» **Prompt**
Keep writing the piece about Johnny Horton below, starting right after its last sentence.

» **Excerpt**
# # #

From the desk of Lee Ann Sontheimer Murphy
|Johnny Horton left with|
buddy Johnny Cash
His voice sings into my ear, soft and southern with just a little Western twang, something like a good mellow barbecue sauce, something to savor. Although I have eclectic music tastes, loving everything from the raucous, raw energy in AC/DC’s heavy metal to classic Big Band music, the poignant screams and soft voice of Janis Joplin, the Irish folk sound of Tommy Makem, and so many more, Johnny Horton remains one of my favorites, closest to my heart.
Over the years I’ve been to his grave in Bossier City, Louisiana, visited the little towns of Rusk and Gallatin in East Texas Johnny called home, stood on the stage of the Shreveport Municipal Auditorium where the Louisiana Hayride once played every Saturday night, taken pictures of his last home, and stood on the bridge in Milano, Texas where his life ended on November 5, 1960. I’ve talked with those who knew him – people like the late Merle Kilgore and childhood friends. I got to know Merle well enough he used to call me up and say, “Honey, its Merle” even though our first and deepest common bond was Johnny Horton. Both Merle and I named a son for Johnny Horton - both of us choosing the name Johnny Gale.

# # #

[Lists of boxed layout items]
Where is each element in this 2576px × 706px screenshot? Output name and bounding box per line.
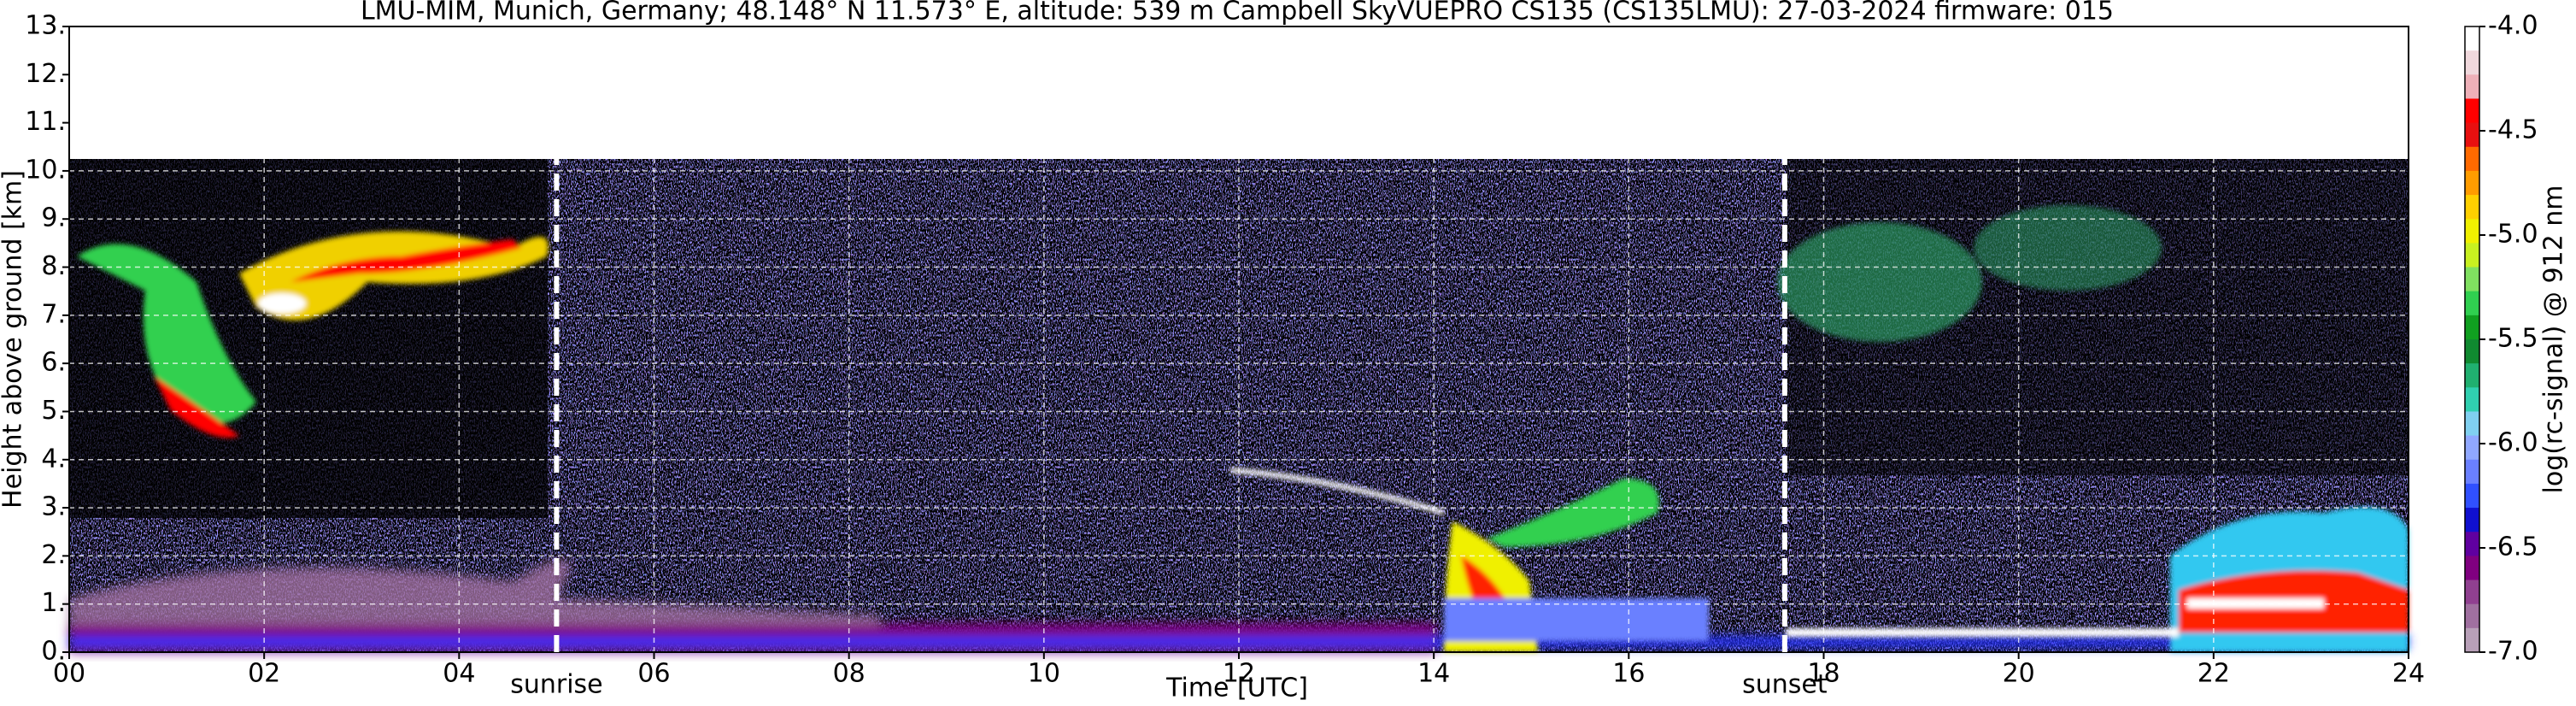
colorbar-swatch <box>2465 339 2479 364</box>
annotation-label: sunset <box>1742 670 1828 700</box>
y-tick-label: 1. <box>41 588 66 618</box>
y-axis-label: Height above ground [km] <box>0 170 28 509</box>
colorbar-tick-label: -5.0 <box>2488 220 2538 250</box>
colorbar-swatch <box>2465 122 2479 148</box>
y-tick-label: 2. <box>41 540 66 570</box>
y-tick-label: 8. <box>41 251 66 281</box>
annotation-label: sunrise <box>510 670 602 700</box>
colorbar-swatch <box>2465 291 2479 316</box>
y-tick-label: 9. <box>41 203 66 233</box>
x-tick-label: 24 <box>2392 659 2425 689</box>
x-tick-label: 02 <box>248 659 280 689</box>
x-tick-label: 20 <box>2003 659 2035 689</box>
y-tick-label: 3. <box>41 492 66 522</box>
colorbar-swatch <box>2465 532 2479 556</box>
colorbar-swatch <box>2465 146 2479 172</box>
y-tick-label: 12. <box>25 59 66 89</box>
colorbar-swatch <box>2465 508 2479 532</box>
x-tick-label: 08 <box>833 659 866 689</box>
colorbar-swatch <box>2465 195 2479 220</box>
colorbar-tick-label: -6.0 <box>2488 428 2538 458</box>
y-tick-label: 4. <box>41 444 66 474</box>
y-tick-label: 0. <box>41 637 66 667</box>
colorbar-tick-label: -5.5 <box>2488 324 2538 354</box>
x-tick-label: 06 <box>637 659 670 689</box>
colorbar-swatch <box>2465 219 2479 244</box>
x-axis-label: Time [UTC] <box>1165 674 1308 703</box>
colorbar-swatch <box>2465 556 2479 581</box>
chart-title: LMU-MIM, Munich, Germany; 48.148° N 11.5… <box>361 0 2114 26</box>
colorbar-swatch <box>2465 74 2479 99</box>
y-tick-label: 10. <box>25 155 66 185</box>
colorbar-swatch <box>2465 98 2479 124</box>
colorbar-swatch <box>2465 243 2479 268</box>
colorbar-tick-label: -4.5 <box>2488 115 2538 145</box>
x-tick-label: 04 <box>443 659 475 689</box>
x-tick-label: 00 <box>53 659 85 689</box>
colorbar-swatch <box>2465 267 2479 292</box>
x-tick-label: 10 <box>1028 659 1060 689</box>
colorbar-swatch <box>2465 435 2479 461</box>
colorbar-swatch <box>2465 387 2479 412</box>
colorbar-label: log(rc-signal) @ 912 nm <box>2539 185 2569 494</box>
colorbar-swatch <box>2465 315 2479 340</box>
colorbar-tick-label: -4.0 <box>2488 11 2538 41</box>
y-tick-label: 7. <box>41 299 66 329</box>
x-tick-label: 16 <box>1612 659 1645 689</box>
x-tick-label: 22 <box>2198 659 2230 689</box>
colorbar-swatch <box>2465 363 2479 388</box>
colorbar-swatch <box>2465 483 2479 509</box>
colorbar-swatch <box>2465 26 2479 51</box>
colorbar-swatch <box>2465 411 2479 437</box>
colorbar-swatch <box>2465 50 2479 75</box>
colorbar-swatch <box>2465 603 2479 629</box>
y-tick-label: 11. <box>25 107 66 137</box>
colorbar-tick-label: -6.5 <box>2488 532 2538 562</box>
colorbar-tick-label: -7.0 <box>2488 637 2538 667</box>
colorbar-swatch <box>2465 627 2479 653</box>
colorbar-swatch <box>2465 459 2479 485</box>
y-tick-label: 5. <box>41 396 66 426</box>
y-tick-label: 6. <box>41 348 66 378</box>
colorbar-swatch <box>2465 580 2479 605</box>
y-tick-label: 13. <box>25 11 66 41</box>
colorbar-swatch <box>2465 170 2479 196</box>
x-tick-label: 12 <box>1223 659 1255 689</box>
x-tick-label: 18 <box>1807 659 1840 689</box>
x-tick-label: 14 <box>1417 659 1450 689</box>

# # #

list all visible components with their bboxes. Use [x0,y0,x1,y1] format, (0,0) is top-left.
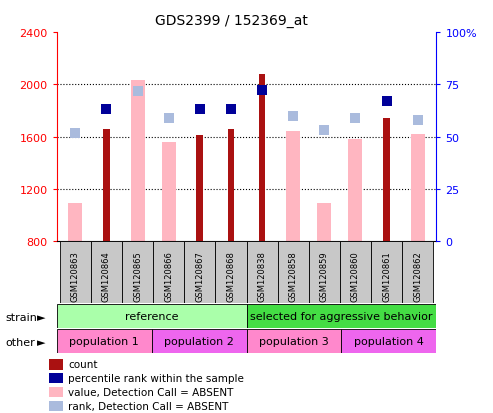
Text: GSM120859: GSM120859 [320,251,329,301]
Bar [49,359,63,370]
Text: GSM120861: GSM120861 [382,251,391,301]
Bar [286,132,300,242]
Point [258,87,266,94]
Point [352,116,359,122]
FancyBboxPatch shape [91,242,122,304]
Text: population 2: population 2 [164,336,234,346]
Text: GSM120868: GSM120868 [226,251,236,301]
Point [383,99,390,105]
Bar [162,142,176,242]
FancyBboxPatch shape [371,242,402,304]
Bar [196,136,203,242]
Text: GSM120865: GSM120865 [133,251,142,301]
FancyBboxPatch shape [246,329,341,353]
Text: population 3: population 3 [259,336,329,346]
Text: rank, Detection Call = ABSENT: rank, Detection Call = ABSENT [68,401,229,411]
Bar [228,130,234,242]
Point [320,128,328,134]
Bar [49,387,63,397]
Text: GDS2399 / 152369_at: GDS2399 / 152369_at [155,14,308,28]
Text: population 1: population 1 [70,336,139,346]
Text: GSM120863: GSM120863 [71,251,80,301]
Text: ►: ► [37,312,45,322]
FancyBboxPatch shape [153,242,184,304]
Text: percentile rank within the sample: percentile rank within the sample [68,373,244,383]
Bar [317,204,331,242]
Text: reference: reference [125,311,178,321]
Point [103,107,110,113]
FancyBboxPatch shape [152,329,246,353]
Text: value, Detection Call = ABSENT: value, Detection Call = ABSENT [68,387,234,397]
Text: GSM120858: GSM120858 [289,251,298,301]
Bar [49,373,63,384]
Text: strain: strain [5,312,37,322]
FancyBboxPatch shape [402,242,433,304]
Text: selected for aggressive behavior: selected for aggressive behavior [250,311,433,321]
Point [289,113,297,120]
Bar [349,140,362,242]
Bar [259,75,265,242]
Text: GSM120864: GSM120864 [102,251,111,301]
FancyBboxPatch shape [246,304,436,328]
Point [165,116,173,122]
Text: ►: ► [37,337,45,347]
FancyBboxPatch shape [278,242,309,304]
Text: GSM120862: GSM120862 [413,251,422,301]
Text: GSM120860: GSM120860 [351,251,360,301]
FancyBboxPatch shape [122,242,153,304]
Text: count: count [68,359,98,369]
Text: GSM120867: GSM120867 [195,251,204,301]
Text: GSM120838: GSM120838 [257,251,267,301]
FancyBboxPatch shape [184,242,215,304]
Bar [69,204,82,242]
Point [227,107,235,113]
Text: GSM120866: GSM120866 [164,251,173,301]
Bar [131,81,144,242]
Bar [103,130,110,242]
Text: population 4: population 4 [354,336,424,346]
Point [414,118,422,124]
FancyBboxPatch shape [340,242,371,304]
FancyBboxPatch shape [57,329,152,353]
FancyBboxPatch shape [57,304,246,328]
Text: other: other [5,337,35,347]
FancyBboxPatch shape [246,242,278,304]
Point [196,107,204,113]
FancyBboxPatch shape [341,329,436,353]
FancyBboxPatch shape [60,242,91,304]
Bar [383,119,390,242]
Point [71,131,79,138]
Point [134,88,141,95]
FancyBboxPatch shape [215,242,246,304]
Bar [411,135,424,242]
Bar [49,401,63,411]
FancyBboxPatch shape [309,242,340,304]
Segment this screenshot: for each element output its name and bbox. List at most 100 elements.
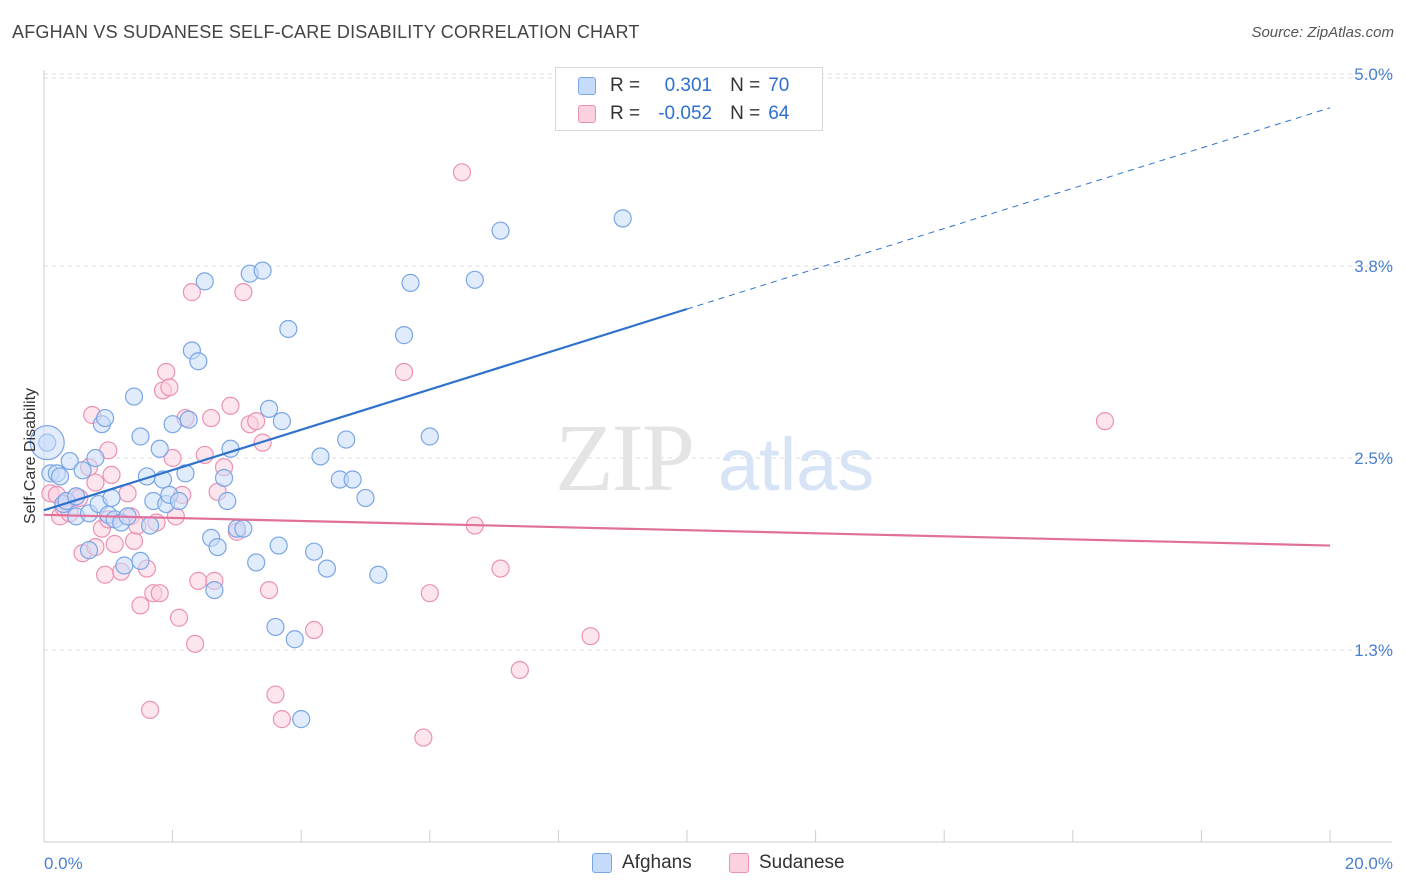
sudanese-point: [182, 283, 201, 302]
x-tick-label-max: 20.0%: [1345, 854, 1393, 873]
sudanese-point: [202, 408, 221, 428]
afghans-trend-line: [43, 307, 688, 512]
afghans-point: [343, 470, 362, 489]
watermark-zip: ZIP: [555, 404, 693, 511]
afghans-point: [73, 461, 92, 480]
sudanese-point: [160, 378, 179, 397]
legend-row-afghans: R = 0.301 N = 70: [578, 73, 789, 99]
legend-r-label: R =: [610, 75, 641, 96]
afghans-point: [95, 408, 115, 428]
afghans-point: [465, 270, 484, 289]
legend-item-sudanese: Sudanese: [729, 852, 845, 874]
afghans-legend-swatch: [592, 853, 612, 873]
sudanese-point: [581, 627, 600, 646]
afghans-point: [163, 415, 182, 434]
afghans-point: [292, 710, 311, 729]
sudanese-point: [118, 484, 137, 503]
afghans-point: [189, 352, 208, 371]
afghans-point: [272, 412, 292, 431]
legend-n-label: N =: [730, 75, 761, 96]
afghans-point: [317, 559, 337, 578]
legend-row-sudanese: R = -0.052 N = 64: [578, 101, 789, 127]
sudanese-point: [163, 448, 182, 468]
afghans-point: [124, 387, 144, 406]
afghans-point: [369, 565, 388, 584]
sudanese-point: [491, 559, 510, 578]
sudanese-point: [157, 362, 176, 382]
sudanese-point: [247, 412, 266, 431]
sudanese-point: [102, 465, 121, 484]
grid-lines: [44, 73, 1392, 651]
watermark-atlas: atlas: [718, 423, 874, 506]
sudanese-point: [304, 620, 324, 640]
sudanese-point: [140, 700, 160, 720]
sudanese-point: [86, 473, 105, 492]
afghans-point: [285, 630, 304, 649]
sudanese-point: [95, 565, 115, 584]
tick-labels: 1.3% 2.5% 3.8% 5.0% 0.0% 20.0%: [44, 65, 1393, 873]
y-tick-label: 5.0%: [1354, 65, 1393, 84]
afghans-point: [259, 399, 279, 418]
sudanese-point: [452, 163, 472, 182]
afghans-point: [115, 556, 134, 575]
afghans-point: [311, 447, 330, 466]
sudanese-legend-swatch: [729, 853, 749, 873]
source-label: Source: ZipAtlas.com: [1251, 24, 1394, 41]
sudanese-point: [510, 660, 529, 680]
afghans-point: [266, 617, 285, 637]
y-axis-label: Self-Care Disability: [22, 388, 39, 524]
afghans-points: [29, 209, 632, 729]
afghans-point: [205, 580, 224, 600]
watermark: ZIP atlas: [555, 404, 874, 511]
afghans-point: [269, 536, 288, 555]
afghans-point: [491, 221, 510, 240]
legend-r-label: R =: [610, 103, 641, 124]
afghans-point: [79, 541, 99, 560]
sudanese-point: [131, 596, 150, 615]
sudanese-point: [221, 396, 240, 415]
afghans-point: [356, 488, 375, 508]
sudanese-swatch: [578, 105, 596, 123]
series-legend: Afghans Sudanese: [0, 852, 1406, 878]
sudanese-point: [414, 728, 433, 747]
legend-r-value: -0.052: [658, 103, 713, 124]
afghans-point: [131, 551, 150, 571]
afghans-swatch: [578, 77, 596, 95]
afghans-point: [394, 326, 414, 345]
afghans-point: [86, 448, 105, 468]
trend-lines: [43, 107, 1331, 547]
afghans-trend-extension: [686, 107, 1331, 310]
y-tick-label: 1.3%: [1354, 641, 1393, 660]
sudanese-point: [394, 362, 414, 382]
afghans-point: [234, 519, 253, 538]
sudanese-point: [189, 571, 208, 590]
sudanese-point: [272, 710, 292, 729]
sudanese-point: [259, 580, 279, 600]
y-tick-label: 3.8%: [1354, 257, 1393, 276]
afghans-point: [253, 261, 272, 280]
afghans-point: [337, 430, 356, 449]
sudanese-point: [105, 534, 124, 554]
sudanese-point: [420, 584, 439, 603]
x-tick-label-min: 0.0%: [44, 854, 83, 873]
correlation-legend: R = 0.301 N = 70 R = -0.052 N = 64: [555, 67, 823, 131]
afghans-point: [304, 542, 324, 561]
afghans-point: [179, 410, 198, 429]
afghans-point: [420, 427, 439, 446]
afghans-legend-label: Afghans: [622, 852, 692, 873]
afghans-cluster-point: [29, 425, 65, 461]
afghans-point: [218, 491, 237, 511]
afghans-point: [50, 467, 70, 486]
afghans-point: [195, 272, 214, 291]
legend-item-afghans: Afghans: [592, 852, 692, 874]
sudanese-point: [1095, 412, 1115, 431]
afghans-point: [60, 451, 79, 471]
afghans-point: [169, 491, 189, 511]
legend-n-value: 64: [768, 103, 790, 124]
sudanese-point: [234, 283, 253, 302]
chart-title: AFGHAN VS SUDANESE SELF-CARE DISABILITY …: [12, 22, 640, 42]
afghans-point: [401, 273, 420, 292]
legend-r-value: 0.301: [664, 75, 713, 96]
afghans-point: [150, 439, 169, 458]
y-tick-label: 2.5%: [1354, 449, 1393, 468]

# # #

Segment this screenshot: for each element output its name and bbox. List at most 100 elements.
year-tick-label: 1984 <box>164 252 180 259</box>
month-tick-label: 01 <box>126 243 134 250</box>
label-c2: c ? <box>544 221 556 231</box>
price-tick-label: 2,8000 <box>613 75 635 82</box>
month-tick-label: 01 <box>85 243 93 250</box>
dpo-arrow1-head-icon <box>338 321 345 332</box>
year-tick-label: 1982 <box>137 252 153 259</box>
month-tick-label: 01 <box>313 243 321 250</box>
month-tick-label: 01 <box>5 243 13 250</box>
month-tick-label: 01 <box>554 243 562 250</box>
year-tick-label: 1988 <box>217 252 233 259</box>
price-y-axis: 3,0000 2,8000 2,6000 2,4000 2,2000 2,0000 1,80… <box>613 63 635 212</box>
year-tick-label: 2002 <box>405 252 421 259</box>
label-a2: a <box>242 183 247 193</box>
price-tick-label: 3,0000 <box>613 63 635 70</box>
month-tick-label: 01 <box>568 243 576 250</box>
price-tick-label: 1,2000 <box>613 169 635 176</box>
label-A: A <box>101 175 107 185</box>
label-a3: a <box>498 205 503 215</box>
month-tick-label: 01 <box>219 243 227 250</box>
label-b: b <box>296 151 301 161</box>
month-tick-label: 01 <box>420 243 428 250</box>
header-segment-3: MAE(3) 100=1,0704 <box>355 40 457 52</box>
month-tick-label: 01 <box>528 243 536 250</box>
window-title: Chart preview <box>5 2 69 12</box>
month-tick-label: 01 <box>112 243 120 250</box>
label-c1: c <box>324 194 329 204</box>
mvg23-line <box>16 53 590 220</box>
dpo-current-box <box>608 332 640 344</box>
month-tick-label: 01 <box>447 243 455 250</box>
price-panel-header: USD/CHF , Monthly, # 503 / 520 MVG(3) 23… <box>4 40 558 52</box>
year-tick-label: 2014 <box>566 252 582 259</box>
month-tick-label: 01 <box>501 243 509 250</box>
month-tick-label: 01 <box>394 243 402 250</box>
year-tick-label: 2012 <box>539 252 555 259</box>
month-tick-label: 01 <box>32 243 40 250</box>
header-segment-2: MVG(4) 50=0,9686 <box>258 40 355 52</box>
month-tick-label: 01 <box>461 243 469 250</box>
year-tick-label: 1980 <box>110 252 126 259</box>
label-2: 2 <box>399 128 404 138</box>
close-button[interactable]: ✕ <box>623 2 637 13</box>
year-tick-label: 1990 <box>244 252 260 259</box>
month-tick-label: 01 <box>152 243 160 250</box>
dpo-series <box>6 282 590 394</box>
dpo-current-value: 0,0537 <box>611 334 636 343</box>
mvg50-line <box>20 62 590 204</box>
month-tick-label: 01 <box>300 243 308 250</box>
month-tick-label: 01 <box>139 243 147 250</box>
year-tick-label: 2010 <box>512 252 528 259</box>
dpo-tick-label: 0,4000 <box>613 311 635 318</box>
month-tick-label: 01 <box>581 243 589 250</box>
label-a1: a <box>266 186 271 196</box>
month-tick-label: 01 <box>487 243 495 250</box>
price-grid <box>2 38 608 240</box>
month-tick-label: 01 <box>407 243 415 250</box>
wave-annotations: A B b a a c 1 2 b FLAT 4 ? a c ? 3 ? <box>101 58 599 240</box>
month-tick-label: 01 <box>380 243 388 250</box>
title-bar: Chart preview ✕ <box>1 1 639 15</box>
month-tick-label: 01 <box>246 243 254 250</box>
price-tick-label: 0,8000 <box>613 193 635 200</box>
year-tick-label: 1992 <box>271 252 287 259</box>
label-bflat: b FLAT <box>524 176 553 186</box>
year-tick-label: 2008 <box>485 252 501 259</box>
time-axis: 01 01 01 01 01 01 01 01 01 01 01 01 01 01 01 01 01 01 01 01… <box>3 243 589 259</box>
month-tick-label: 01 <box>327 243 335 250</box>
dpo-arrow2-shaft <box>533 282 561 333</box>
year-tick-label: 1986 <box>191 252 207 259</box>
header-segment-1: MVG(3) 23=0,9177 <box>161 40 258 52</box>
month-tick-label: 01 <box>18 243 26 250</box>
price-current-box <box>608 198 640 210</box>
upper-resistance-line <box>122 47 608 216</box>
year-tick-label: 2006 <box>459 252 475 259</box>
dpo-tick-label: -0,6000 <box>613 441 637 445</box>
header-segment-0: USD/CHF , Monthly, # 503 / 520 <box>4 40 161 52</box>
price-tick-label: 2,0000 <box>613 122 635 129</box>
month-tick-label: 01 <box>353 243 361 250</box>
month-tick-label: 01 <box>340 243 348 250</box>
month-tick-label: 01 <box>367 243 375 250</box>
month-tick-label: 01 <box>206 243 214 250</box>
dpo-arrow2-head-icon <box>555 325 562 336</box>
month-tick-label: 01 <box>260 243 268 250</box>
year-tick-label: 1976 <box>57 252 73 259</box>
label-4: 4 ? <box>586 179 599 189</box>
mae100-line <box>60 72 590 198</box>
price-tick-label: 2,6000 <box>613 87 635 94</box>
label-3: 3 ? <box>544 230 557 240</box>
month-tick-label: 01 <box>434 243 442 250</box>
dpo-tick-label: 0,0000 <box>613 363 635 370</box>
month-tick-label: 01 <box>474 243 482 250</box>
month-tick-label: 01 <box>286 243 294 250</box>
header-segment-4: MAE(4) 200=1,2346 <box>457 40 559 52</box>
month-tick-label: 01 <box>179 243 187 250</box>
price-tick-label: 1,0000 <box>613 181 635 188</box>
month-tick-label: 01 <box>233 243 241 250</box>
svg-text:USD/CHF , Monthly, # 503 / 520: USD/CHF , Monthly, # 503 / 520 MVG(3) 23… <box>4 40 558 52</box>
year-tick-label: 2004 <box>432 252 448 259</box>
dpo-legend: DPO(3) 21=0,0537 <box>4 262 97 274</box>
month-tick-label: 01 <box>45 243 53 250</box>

# # #

» **Output below**
One of my planned projects is to write a biography of Johnny Horton. I’ve collected multiple boxes stuffed with data, gathered and taken hundreds of pictures, music, and so much more. And I’ll write it one day because it’s a project near and dear to my heart. Johnny shared my lifelong interest in things supernatural and paranormal. Somehow, somewhere, there’s a connection, a deep one I cannot deny or break. It’s just there.
Fifty-two years ago today, before I was born, Johnny left Shreveport to play a gig in Austin, Texas with his guitar man, Tommy Tomlinson and his manager/slap bass player, Tillman Franks. They played the show even though Johnny had a premonition he’d be killed. He thought it would happen at the club and on the way down into Texas he stopped to visit his mama in Rusk and at the school in Gallatin. On that beautiful autumn day, his mood turned a little somber but the show at The Skyline went off without a hitch. No one shot Johnny as he’d feared and so when they headed back toward home, Johnny’s mood turned exuberant.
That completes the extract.